* _EXCERPTED PASSAGE_:
** BEGIN **
Catherine de Valois, Queen of England

Marriage of Catherine of Valois to King Henry V of England

There are some who say that Catherine had a fairy tale marriage to King Henry V of England. While this may be true, unfortunately it didn’t last long. After a short period of widowhood, she then made what was considered an ill-advised marriage to a man of the Welsh gentry. Although controversial, the marriage was recognized as legal and the children born to Catherine were considered legitimate and would lead to the founding of the Tudor dynasty.

Catherine was born on October 27, 1401 at the Hotel St Pol in Paris. She was the daughter of King Charles VI of France and his queen, Isabeau of Bavaria. Due to her father’s mental illness, the poverty of the royal family and political divisions between the Armagnacs and the Burgundians in France, Catherine may have experienced some instability in her early life. However, her mother was very close to her children and bought them many toys, clothes and gifts. When she wasn’t with her children, Isabeau wrote them letters and when plague broke out, she ensured they were sent to safety in the countryside away from the contagion.

Catherine’s marriage was discussed very early in her life. She was conditionally betrothed on June 18, 1403 to Charles, the grandson and heir of Louis, Duke of Bourbon. In 1404, Catherine and her sister Marie were sent to the convent of Poissy to protect them from the chaos of the infighting at court. At Poissy, the princesses were given an education suitable for their rank. In 1408, King Henry IV of England expressed an interest in promoting peace between England and France. He suggested his son Henry should marry a French princess.

Catherine’s name was brought up as a possible bride for Prince Henry again and again by diplomats for the next ten years. In 1413, King Henry IV died and his son took the throne as Henry V. Catherine returned to court from Poissy and serious discussions for her marriage began in November. In addition to Catherine’s hand, Henry was asking for the return of Aquitaine and a payment of two million crowns. A portrait of Catherine, now lost, was commissioned and brought to England in February of 1415. The French found Henry’s terms onerous and rejected them. They feared Henry would renew his claim to the French throne. This spurred Henry to plan and execute an invasion of France.
** END **
* _COLLECTED MATERIAL_:
** BEGIN **
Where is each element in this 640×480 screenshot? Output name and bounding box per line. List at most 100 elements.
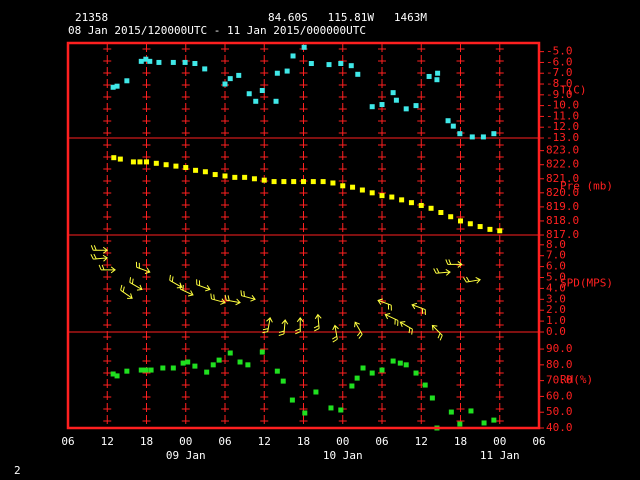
** END **
* _COMPLETE THE FOLLOWING_:
a: Translate this sentence from the passage on Catherine de Valois into Spanish: "In 1413, King Henry IV died and his son took the throne as Henry V."
b: Extend the account of Catherine de Valois, picking up after its final sentence.
The data has no connection to the text about Catherine de Valois.

* _RESULTS IN ORDER_:
a: En 1413, el rey Enrique IV murió y su hijo ocupó el trono como Enrique V.

b:
Henry won the battle of Agincourt on October 25, 1415. It wasn’t a decisive victory but Henry returned to England as a hero. On December 8, 1415, Catherine’s brother Louis died. Then her next brother died sixteen months later. This left her brother Charles as the Dauphin at the age of twelve and the king’s mental illness was at its worst. Catherine and her mother became very close. Isabeau realized her daughter was a great asset to France and Catherine was now insisting she wanted to marry Henry.

Henry returned to France in 1417 and began taking territory in Normandy. At the end of 1418, Rouen had fallen and a conference was called at Melun. Isabeau made sure Catherine was there. She is described as being beautiful with a gracious manner, an oval face, a complexion of ivory and large dark eyes. The couple met on June 2 and Henry was quite taken with Catherine, making the meeting a success. Henry chivalrously kissed Catherine and she modestly blushed. They then said a respectful goodbye.

There was another meeting three weeks later but this time Isabeau made sure Catherine was not there and the rest of the courtship was conducted remotely. Henry was so enamored with Catherine he was willing to drop his earlier extensive demands, promising to pay her a dower in England of ten thousand marks and agreeing to renounce his title of “king of France”. He did demand to be named regent for the remaining reign of Catherine’s father and to be designated as heir to the kingdom of France. After some hard bargaining, the terms were agreed. Henry arrived in France and the Treaty of Troyes was sealed on May 20, 1420.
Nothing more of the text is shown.